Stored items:
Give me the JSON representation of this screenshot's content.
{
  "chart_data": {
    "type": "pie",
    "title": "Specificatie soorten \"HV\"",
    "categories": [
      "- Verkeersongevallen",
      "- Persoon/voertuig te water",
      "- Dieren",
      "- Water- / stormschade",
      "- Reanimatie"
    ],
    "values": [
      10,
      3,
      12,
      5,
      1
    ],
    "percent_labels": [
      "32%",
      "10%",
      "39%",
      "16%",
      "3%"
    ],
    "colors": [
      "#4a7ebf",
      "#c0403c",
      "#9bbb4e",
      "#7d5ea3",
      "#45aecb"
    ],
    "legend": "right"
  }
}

THE EXERCISE:
Write out every record verbatim.

TASK ANSWER:
Give me the JSON representation of this screenshot's content.
{
  "chart_data": {
    "type": "pie",
    "title": "Specificatie soorten \"HV\"",
    "categories": [
      "- Verkeersongevallen",
      "- Persoon/voertuig te water",
      "- Dieren",
      "- Water- / stormschade",
      "- Reanimatie"
    ],
    "values": [
      10,
      3,
      12,
      5,
      1
    ],
    "percent_labels": [
      "32%",
      "10%",
      "39%",
      "16%",
      "3%"
    ],
    "colors": [
      "#4a7ebf",
      "#c0403c",
      "#9bbb4e",
      "#7d5ea3",
      "#45aecb"
    ],
    "legend": "right"
  }
}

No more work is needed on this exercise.